[BEGIN DATASET ROWS]
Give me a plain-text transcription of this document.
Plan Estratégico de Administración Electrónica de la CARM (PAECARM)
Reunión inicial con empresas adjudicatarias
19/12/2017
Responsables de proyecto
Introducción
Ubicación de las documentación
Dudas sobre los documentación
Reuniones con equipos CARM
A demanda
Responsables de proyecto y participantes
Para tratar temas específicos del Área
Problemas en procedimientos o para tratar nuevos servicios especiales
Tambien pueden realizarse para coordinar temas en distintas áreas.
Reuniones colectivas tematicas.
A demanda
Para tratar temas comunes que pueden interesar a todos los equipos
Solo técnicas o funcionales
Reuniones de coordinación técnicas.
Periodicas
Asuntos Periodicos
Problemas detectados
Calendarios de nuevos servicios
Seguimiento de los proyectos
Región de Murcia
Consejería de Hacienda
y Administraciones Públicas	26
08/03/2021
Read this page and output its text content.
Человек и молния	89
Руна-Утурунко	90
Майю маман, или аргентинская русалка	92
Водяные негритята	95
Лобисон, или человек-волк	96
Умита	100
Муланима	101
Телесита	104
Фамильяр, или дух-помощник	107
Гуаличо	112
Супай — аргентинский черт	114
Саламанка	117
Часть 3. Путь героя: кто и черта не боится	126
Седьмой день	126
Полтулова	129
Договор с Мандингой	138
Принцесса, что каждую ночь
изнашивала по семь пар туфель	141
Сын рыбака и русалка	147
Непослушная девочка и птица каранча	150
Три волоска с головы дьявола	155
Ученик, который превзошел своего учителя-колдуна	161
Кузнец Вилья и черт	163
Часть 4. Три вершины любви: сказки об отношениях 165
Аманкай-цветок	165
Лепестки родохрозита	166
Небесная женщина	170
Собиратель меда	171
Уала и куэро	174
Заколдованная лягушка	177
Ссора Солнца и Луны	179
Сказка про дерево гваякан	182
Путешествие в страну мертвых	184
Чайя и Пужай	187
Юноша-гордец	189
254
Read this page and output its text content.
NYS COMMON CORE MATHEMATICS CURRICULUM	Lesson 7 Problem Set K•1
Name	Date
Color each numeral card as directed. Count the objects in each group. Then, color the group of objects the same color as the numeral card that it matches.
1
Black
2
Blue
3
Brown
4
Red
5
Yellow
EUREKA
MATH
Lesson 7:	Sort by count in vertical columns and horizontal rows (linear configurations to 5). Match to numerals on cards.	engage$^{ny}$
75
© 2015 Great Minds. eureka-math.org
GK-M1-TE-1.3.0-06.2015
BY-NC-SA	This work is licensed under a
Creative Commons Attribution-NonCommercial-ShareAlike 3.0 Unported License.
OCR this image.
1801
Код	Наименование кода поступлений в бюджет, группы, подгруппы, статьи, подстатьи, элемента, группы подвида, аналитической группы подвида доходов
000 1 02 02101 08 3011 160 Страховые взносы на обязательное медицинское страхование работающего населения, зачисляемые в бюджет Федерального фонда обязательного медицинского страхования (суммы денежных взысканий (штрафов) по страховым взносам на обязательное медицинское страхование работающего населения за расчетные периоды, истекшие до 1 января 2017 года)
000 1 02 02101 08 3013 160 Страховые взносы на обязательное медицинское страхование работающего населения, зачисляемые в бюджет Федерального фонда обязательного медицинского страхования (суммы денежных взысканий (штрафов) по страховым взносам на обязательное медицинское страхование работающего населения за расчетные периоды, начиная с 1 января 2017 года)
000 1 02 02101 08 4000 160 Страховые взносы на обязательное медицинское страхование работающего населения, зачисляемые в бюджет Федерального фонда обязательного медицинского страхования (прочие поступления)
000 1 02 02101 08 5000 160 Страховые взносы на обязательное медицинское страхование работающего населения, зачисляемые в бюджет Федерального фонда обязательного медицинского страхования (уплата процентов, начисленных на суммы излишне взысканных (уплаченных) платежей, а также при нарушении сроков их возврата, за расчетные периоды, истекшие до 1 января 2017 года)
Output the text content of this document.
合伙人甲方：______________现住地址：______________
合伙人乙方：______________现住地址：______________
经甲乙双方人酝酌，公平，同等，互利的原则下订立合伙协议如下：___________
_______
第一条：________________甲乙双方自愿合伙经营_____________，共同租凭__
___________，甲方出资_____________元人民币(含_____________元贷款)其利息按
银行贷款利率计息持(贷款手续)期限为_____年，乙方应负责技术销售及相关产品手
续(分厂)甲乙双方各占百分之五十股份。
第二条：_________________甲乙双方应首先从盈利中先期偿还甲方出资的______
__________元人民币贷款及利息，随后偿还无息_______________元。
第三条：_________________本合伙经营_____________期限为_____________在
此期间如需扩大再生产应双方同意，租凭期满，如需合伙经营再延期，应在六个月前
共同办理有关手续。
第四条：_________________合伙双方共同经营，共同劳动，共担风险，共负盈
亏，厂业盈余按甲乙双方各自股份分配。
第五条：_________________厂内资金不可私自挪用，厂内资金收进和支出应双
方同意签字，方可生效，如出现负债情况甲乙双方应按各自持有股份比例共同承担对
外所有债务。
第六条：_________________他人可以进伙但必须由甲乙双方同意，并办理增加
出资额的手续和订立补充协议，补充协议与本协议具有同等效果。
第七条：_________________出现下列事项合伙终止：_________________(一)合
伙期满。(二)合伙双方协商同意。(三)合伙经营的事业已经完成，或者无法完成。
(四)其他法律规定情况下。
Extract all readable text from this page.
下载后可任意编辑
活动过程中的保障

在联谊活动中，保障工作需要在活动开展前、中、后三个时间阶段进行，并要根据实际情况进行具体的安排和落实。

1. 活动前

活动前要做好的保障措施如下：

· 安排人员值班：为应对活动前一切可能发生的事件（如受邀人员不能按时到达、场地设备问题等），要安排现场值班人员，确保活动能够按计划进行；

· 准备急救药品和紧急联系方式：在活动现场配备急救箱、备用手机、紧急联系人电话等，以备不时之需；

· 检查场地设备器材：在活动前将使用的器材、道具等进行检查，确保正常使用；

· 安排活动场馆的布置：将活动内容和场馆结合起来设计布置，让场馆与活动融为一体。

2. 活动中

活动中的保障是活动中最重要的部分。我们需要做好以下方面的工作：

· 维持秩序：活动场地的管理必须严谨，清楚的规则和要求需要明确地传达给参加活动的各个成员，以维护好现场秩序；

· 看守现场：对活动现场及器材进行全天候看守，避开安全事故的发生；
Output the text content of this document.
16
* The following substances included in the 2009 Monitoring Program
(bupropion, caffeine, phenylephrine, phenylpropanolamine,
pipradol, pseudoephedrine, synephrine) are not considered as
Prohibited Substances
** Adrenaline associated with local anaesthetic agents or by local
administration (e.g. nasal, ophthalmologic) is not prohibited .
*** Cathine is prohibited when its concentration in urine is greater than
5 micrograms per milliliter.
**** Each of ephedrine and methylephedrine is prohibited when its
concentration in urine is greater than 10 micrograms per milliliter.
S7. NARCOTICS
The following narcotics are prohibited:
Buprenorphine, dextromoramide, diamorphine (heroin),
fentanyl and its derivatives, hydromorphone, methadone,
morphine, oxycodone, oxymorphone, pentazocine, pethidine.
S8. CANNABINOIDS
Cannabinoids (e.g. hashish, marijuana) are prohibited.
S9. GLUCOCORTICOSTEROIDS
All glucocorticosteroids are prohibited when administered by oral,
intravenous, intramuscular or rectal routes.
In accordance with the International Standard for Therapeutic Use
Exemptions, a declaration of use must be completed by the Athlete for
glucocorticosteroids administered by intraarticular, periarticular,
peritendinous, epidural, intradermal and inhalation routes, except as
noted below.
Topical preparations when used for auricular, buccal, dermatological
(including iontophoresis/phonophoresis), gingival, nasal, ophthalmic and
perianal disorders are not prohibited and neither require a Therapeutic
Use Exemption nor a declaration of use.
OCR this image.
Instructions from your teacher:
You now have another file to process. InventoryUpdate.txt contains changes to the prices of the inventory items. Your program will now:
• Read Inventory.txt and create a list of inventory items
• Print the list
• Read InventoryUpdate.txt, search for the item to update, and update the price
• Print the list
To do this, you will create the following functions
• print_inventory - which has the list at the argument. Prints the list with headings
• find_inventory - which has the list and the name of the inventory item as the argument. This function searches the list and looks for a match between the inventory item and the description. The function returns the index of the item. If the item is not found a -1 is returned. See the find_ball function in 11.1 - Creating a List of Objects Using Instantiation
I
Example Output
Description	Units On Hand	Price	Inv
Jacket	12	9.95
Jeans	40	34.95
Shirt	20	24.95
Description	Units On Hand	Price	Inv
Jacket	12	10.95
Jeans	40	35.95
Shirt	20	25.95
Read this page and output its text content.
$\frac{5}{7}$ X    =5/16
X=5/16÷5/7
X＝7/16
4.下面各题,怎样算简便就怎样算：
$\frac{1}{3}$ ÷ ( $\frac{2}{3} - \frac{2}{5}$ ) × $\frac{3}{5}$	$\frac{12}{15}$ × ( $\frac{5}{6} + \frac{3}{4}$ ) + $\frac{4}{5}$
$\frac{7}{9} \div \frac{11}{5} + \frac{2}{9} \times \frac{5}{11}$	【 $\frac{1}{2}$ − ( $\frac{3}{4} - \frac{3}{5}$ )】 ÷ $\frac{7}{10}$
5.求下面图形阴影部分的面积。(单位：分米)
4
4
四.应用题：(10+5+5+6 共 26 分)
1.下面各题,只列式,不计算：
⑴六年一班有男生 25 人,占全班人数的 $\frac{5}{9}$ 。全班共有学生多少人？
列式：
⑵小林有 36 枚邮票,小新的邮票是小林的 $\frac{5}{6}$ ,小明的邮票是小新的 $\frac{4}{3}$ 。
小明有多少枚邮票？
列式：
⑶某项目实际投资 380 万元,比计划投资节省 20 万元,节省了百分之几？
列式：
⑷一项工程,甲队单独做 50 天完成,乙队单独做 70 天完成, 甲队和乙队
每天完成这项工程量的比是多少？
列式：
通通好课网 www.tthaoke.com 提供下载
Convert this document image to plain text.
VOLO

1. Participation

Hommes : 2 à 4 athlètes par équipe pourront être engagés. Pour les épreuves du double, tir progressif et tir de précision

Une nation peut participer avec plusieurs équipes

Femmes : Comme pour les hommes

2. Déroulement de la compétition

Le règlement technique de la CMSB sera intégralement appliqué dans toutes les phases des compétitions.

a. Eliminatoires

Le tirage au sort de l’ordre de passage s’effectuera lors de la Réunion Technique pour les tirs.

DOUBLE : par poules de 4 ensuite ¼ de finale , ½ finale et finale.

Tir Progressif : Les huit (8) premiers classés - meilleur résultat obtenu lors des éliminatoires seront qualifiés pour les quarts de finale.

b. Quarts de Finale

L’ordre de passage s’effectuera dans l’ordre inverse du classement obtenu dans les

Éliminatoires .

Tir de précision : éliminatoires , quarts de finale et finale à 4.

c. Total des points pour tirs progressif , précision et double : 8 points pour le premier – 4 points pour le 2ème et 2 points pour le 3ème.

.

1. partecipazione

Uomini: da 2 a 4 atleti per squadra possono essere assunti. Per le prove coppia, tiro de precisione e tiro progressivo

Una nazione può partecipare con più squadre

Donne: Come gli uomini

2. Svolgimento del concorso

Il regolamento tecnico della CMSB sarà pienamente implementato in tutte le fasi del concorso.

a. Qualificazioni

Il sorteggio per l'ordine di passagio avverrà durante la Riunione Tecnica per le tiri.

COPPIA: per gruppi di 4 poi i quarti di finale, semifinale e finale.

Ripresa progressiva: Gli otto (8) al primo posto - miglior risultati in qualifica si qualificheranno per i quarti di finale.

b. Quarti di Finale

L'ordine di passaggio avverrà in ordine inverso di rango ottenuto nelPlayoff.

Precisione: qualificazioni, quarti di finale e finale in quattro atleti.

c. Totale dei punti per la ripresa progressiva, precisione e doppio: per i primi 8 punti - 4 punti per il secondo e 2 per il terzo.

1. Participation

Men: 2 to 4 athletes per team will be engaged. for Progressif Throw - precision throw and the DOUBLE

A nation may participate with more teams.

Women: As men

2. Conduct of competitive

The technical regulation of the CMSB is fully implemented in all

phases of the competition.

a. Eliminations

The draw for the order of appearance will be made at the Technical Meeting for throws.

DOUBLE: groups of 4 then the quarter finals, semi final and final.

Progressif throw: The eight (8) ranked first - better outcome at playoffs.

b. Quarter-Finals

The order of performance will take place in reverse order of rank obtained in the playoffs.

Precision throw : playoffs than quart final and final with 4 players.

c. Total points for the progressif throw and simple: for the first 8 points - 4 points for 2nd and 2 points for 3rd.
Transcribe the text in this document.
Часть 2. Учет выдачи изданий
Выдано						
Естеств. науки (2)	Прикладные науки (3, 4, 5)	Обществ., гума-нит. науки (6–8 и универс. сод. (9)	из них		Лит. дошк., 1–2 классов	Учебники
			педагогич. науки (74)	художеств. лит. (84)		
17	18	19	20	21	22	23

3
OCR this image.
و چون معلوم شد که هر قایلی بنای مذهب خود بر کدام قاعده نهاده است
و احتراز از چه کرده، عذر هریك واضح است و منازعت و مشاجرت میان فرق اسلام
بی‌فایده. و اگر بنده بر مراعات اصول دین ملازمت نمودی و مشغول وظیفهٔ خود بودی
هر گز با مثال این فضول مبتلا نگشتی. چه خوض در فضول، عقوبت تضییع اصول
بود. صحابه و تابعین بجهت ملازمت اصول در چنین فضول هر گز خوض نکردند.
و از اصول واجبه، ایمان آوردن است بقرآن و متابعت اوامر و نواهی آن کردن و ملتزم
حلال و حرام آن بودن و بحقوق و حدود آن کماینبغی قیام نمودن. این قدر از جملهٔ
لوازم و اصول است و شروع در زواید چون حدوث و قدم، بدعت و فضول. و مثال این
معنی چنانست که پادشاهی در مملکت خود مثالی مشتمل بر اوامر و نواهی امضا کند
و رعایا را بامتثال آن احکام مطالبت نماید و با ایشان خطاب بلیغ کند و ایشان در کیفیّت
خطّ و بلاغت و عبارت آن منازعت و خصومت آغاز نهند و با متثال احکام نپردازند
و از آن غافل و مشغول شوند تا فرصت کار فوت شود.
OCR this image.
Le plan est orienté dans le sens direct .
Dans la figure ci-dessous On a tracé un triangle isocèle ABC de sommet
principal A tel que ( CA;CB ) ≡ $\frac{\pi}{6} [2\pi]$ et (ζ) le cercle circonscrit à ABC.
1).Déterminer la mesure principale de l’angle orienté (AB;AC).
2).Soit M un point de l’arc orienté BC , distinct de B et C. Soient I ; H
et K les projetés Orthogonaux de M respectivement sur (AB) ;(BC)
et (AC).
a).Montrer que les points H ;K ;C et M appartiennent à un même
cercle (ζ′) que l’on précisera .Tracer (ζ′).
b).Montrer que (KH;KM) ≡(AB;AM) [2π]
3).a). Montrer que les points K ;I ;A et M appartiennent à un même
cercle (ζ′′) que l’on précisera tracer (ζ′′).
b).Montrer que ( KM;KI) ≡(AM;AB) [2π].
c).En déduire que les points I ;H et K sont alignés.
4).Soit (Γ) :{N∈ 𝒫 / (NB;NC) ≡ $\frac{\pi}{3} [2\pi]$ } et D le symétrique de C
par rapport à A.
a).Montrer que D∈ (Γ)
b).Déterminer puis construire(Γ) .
[END DATASET ROWS]
EXERCISE TASK
Consider the entries above and return each line with the string "периоды".

REPLY TO THE TASK
000 1 02 02101 08 3011 160 Страховые взносы на обязательное медицинское страхование работающего населения, зачисляемые в бюджет Федерального фонда обязательного медицинского страхования (суммы денежных взысканий (штрафов) по страховым взносам на обязательное медицинское страхование работающего населения за расчетные периоды, истекшие до 1 января 2017 года)
000 1 02 02101 08 3013 160 Страховые взносы на обязательное медицинское страхование работающего населения, зачисляемые в бюджет Федерального фонда обязательного медицинского страхования (суммы денежных взысканий (штрафов) по страховым взносам на обязательное медицинское страхование работающего населения за расчетные периоды, начиная с 1 января 2017 года)
000 1 02 02101 08 5000 160 Страховые взносы на обязательное медицинское страхование работающего населения, зачисляемые в бюджет Федерального фонда обязательного медицинского страхования (уплата процентов, начисленных на суммы излишне взысканных (уплаченных) платежей, а также при нарушении сроков их возврата, за расчетные периоды, истекшие до 1 января 2017 года)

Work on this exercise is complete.